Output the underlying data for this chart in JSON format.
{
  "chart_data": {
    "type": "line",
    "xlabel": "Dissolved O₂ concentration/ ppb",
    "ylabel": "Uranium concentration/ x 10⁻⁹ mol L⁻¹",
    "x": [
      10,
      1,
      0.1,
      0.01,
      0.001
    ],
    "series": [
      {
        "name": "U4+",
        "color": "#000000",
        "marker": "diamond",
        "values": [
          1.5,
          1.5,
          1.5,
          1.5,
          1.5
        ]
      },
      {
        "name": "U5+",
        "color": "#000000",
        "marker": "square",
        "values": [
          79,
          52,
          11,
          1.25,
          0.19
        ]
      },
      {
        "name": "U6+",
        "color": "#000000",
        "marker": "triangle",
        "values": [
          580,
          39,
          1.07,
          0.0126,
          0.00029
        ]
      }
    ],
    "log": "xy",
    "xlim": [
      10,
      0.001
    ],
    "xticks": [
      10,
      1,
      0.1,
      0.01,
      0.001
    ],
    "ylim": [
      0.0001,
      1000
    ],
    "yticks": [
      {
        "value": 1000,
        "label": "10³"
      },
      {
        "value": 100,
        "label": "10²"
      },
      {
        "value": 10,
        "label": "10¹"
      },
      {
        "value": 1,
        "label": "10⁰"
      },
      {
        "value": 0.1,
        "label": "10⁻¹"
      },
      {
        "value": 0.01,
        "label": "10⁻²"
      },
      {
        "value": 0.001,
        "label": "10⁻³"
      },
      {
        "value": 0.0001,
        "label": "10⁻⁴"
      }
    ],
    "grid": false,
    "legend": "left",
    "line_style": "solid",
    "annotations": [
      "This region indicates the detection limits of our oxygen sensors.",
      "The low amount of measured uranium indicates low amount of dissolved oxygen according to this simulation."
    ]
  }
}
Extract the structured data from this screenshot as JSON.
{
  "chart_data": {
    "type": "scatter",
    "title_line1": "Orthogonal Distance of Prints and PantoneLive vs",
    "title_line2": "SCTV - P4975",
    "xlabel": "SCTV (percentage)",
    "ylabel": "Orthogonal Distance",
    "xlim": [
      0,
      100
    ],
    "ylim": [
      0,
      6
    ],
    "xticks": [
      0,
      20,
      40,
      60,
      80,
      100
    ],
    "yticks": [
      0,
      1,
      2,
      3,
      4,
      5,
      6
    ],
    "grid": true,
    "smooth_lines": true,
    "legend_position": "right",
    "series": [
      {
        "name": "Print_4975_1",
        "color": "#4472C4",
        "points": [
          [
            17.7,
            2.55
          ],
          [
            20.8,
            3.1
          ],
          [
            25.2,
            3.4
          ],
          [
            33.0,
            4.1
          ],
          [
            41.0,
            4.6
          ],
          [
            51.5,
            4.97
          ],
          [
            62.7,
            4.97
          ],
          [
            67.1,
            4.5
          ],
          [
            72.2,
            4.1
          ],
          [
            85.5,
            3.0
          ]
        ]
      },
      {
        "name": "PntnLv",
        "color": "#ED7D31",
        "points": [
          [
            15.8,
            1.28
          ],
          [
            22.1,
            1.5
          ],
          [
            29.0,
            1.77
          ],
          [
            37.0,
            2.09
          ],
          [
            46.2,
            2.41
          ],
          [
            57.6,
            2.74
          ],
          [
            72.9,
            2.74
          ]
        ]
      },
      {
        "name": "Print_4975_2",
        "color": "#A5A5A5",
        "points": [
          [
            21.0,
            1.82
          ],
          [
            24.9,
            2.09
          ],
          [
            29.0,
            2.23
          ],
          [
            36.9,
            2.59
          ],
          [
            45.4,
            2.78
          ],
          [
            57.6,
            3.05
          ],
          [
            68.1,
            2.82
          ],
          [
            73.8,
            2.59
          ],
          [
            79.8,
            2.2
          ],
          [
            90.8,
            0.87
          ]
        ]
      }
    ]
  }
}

* * * * * * * * *

Stated task
Return every record above exactly as it appears.

Expected answer
Output the underlying data for this chart in JSON format.
{
  "chart_data": {
    "type": "line",
    "xlabel": "Dissolved O₂ concentration/ ppb",
    "ylabel": "Uranium concentration/ x 10⁻⁹ mol L⁻¹",
    "x": [
      10,
      1,
      0.1,
      0.01,
      0.001
    ],
    "series": [
      {
        "name": "U4+",
        "color": "#000000",
        "marker": "diamond",
        "values": [
          1.5,
          1.5,
          1.5,
          1.5,
          1.5
        ]
      },
      {
        "name": "U5+",
        "color": "#000000",
        "marker": "square",
        "values": [
          79,
          52,
          11,
          1.25,
          0.19
        ]
      },
      {
        "name": "U6+",
        "color": "#000000",
        "marker": "triangle",
        "values": [
          580,
          39,
          1.07,
          0.0126,
          0.00029
        ]
      }
    ],
    "log": "xy",
    "xlim": [
      10,
      0.001
    ],
    "xticks": [
      10,
      1,
      0.1,
      0.01,
      0.001
    ],
    "ylim": [
      0.0001,
      1000
    ],
    "yticks": [
      {
        "value": 1000,
        "label": "10³"
      },
      {
        "value": 100,
        "label": "10²"
      },
      {
        "value": 10,
        "label": "10¹"
      },
      {
        "value": 1,
        "label": "10⁰"
      },
      {
        "value": 0.1,
        "label": "10⁻¹"
      },
      {
        "value": 0.01,
        "label": "10⁻²"
      },
      {
        "value": 0.001,
        "label": "10⁻³"
      },
      {
        "value": 0.0001,
        "label": "10⁻⁴"
      }
    ],
    "grid": false,
    "legend": "left",
    "line_style": "solid",
    "annotations": [
      "This region indicates the detection limits of our oxygen sensors.",
      "The low amount of measured uranium indicates low amount of dissolved oxygen according to this simulation."
    ]
  }
}
Extract the structured data from this screenshot as JSON.
{
  "chart_data": {
    "type": "scatter",
    "title_line1": "Orthogonal Distance of Prints and PantoneLive vs",
    "title_line2": "SCTV - P4975",
    "xlabel": "SCTV (percentage)",
    "ylabel": "Orthogonal Distance",
    "xlim": [
      0,
      100
    ],
    "ylim": [
      0,
      6
    ],
    "xticks": [
      0,
      20,
      40,
      60,
      80,
      100
    ],
    "yticks": [
      0,
      1,
      2,
      3,
      4,
      5,
      6
    ],
    "grid": true,
    "smooth_lines": true,
    "legend_position": "right",
    "series": [
      {
        "name": "Print_4975_1",
        "color": "#4472C4",
        "points": [
          [
            17.7,
            2.55
          ],
          [
            20.8,
            3.1
          ],
          [
            25.2,
            3.4
          ],
          [
            33.0,
            4.1
          ],
          [
            41.0,
            4.6
          ],
          [
            51.5,
            4.97
          ],
          [
            62.7,
            4.97
          ],
          [
            67.1,
            4.5
          ],
          [
            72.2,
            4.1
          ],
          [
            85.5,
            3.0
          ]
        ]
      },
      {
        "name": "PntnLv",
        "color": "#ED7D31",
        "points": [
          [
            15.8,
            1.28
          ],
          [
            22.1,
            1.5
          ],
          [
            29.0,
            1.77
          ],
          [
            37.0,
            2.09
          ],
          [
            46.2,
            2.41
          ],
          [
            57.6,
            2.74
          ],
          [
            72.9,
            2.74
          ]
        ]
      },
      {
        "name": "Print_4975_2",
        "color": "#A5A5A5",
        "points": [
          [
            21.0,
            1.82
          ],
          [
            24.9,
            2.09
          ],
          [
            29.0,
            2.23
          ],
          [
            36.9,
            2.59
          ],
          [
            45.4,
            2.78
          ],
          [
            57.6,
            3.05
          ],
          [
            68.1,
            2.82
          ],
          [
            73.8,
            2.59
          ],
          [
            79.8,
            2.2
          ],
          [
            90.8,
            0.87
          ]
        ]
      }
    ]
  }
}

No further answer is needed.